Raw records
------------

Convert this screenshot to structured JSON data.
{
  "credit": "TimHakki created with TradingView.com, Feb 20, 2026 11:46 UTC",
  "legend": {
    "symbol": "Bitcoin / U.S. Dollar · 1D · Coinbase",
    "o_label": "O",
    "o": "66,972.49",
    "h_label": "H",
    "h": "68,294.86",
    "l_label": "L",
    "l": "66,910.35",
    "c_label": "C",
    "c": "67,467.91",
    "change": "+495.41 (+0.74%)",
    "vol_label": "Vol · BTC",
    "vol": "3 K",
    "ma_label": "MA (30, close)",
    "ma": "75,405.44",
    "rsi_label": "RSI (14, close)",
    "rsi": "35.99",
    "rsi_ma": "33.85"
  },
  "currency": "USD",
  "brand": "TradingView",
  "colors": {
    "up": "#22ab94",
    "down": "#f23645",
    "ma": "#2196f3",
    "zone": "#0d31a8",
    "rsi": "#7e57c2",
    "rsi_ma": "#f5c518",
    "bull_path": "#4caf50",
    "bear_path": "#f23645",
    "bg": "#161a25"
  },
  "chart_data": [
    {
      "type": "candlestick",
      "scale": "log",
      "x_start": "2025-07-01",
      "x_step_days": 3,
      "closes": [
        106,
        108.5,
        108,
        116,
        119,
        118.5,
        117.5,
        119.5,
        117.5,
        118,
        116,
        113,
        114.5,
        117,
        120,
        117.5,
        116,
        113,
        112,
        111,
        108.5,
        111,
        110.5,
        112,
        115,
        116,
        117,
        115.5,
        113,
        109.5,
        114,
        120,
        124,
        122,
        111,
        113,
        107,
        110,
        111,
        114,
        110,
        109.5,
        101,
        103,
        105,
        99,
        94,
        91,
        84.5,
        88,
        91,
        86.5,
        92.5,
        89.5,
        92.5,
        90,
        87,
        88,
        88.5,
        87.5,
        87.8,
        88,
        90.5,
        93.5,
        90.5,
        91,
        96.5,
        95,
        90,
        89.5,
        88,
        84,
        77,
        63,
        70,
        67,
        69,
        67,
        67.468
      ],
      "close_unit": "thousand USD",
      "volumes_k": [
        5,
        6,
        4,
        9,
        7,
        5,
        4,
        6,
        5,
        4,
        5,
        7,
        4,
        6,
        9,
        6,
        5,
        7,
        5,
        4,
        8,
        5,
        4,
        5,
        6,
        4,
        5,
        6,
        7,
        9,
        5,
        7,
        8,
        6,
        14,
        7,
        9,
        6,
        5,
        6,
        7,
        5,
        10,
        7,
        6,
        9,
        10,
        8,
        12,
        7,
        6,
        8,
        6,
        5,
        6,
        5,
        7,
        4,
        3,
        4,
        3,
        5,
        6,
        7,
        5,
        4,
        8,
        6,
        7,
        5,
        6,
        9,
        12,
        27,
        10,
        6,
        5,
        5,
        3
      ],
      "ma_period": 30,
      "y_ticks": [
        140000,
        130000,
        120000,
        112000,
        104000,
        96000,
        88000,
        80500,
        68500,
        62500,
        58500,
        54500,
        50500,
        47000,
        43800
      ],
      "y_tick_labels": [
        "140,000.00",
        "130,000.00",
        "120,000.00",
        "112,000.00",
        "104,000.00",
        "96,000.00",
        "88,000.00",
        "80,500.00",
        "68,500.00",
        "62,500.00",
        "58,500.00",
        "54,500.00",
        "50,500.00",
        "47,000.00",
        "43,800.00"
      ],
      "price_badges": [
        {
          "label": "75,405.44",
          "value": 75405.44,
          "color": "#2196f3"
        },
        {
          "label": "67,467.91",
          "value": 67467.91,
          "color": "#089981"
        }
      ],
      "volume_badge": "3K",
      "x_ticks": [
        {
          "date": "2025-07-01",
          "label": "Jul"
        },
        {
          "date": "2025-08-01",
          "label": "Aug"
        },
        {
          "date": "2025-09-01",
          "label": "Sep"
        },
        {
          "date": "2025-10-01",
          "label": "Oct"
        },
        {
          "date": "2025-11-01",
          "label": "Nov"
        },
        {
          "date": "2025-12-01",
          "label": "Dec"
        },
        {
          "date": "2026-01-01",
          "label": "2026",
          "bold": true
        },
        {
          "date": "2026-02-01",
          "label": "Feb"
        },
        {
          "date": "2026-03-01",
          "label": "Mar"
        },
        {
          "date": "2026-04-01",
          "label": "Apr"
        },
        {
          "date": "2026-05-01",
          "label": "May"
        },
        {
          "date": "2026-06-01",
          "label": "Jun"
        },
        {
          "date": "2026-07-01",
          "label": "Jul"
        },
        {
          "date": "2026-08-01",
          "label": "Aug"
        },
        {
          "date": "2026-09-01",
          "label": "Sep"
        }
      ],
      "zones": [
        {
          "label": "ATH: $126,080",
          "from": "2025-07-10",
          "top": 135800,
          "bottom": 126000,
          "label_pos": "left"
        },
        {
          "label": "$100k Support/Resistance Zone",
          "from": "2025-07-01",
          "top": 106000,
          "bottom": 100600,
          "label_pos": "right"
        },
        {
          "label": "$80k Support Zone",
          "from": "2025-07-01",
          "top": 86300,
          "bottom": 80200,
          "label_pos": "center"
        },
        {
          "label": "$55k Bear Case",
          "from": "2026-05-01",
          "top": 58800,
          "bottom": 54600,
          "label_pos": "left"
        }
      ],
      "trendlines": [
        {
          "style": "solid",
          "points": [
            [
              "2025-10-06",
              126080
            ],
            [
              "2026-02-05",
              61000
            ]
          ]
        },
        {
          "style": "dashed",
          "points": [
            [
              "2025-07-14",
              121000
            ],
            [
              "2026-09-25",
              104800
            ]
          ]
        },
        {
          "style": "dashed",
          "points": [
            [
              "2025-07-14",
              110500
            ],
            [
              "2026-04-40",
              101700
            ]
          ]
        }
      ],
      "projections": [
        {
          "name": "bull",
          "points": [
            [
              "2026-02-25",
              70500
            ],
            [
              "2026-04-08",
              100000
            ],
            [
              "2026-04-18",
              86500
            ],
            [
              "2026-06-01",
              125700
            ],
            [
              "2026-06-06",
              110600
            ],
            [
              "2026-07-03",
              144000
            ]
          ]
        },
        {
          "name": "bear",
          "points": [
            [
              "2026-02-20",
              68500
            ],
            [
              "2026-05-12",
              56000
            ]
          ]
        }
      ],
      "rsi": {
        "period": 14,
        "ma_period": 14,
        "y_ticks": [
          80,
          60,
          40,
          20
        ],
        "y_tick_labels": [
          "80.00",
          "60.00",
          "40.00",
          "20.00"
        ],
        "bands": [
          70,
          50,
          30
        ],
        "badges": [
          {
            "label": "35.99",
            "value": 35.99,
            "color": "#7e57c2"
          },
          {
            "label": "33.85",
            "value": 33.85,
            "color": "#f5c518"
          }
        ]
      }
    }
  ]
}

------------

Task details ▸
Reproduce each line of the material above precisely.

Task response ▸
Convert this screenshot to structured JSON data.
{
  "credit": "TimHakki created with TradingView.com, Feb 20, 2026 11:46 UTC",
  "legend": {
    "symbol": "Bitcoin / U.S. Dollar · 1D · Coinbase",
    "o_label": "O",
    "o": "66,972.49",
    "h_label": "H",
    "h": "68,294.86",
    "l_label": "L",
    "l": "66,910.35",
    "c_label": "C",
    "c": "67,467.91",
    "change": "+495.41 (+0.74%)",
    "vol_label": "Vol · BTC",
    "vol": "3 K",
    "ma_label": "MA (30, close)",
    "ma": "75,405.44",
    "rsi_label": "RSI (14, close)",
    "rsi": "35.99",
    "rsi_ma": "33.85"
  },
  "currency": "USD",
  "brand": "TradingView",
  "colors": {
    "up": "#22ab94",
    "down": "#f23645",
    "ma": "#2196f3",
    "zone": "#0d31a8",
    "rsi": "#7e57c2",
    "rsi_ma": "#f5c518",
    "bull_path": "#4caf50",
    "bear_path": "#f23645",
    "bg": "#161a25"
  },
  "chart_data": [
    {
      "type": "candlestick",
      "scale": "log",
      "x_start": "2025-07-01",
      "x_step_days": 3,
      "closes": [
        106,
        108.5,
        108,
        116,
        119,
        118.5,
        117.5,
        119.5,
        117.5,
        118,
        116,
        113,
        114.5,
        117,
        120,
        117.5,
        116,
        113,
        112,
        111,
        108.5,
        111,
        110.5,
        112,
        115,
        116,
        117,
        115.5,
        113,
        109.5,
        114,
        120,
        124,
        122,
        111,
        113,
        107,
        110,
        111,
        114,
        110,
        109.5,
        101,
        103,
        105,
        99,
        94,
        91,
        84.5,
        88,
        91,
        86.5,
        92.5,
        89.5,
        92.5,
        90,
        87,
        88,
        88.5,
        87.5,
        87.8,
        88,
        90.5,
        93.5,
        90.5,
        91,
        96.5,
        95,
        90,
        89.5,
        88,
        84,
        77,
        63,
        70,
        67,
        69,
        67,
        67.468
      ],
      "close_unit": "thousand USD",
      "volumes_k": [
        5,
        6,
        4,
        9,
        7,
        5,
        4,
        6,
        5,
        4,
        5,
        7,
        4,
        6,
        9,
        6,
        5,
        7,
        5,
        4,
        8,
        5,
        4,
        5,
        6,
        4,
        5,
        6,
        7,
        9,
        5,
        7,
        8,
        6,
        14,
        7,
        9,
        6,
        5,
        6,
        7,
        5,
        10,
        7,
        6,
        9,
        10,
        8,
        12,
        7,
        6,
        8,
        6,
        5,
        6,
        5,
        7,
        4,
        3,
        4,
        3,
        5,
        6,
        7,
        5,
        4,
        8,
        6,
        7,
        5,
        6,
        9,
        12,
        27,
        10,
        6,
        5,
        5,
        3
      ],
      "ma_period": 30,
      "y_ticks": [
        140000,
        130000,
        120000,
        112000,
        104000,
        96000,
        88000,
        80500,
        68500,
        62500,
        58500,
        54500,
        50500,
        47000,
        43800
      ],
      "y_tick_labels": [
        "140,000.00",
        "130,000.00",
        "120,000.00",
        "112,000.00",
        "104,000.00",
        "96,000.00",
        "88,000.00",
        "80,500.00",
        "68,500.00",
        "62,500.00",
        "58,500.00",
        "54,500.00",
        "50,500.00",
        "47,000.00",
        "43,800.00"
      ],
      "price_badges": [
        {
          "label": "75,405.44",
          "value": 75405.44,
          "color": "#2196f3"
        },
        {
          "label": "67,467.91",
          "value": 67467.91,
          "color": "#089981"
        }
      ],
      "volume_badge": "3K",
      "x_ticks": [
        {
          "date": "2025-07-01",
          "label": "Jul"
        },
        {
          "date": "2025-08-01",
          "label": "Aug"
        },
        {
          "date": "2025-09-01",
          "label": "Sep"
        },
        {
          "date": "2025-10-01",
          "label": "Oct"
        },
        {
          "date": "2025-11-01",
          "label": "Nov"
        },
        {
          "date": "2025-12-01",
          "label": "Dec"
        },
        {
          "date": "2026-01-01",
          "label": "2026",
          "bold": true
        },
        {
          "date": "2026-02-01",
          "label": "Feb"
        },
        {
          "date": "2026-03-01",
          "label": "Mar"
        },
        {
          "date": "2026-04-01",
          "label": "Apr"
        },
        {
          "date": "2026-05-01",
          "label": "May"
        },
        {
          "date": "2026-06-01",
          "label": "Jun"
        },
        {
          "date": "2026-07-01",
          "label": "Jul"
        },
        {
          "date": "2026-08-01",
          "label": "Aug"
        },
        {
          "date": "2026-09-01",
          "label": "Sep"
        }
      ],
      "zones": [
        {
          "label": "ATH: $126,080",
          "from": "2025-07-10",
          "top": 135800,
          "bottom": 126000,
          "label_pos": "left"
        },
        {
          "label": "$100k Support/Resistance Zone",
          "from": "2025-07-01",
          "top": 106000,
          "bottom": 100600,
          "label_pos": "right"
        },
        {
          "label": "$80k Support Zone",
          "from": "2025-07-01",
          "top": 86300,
          "bottom": 80200,
          "label_pos": "center"
        },
        {
          "label": "$55k Bear Case",
          "from": "2026-05-01",
          "top": 58800,
          "bottom": 54600,
          "label_pos": "left"
        }
      ],
      "trendlines": [
        {
          "style": "solid",
          "points": [
            [
              "2025-10-06",
              126080
            ],
            [
              "2026-02-05",
              61000
            ]
          ]
        },
        {
          "style": "dashed",
          "points": [
            [
              "2025-07-14",
              121000
            ],
            [
              "2026-09-25",
              104800
            ]
          ]
        },
        {
          "style": "dashed",
          "points": [
            [
              "2025-07-14",
              110500
            ],
            [
              "2026-04-40",
              101700
            ]
          ]
        }
      ],
      "projections": [
        {
          "name": "bull",
          "points": [
            [
              "2026-02-25",
              70500
            ],
            [
              "2026-04-08",
              100000
            ],
            [
              "2026-04-18",
              86500
            ],
            [
              "2026-06-01",
              125700
            ],
            [
              "2026-06-06",
              110600
            ],
            [
              "2026-07-03",
              144000
            ]
          ]
        },
        {
          "name": "bear",
          "points": [
            [
              "2026-02-20",
              68500
            ],
            [
              "2026-05-12",
              56000
            ]
          ]
        }
      ],
      "rsi": {
        "period": 14,
        "ma_period": 14,
        "y_ticks": [
          80,
          60,
          40,
          20
        ],
        "y_tick_labels": [
          "80.00",
          "60.00",
          "40.00",
          "20.00"
        ],
        "bands": [
          70,
          50,
          30
        ],
        "badges": [
          {
            "label": "35.99",
            "value": 35.99,
            "color": "#7e57c2"
          },
          {
            "label": "33.85",
            "value": 33.85,
            "color": "#f5c518"
          }
        ]
      }
    }
  ]
}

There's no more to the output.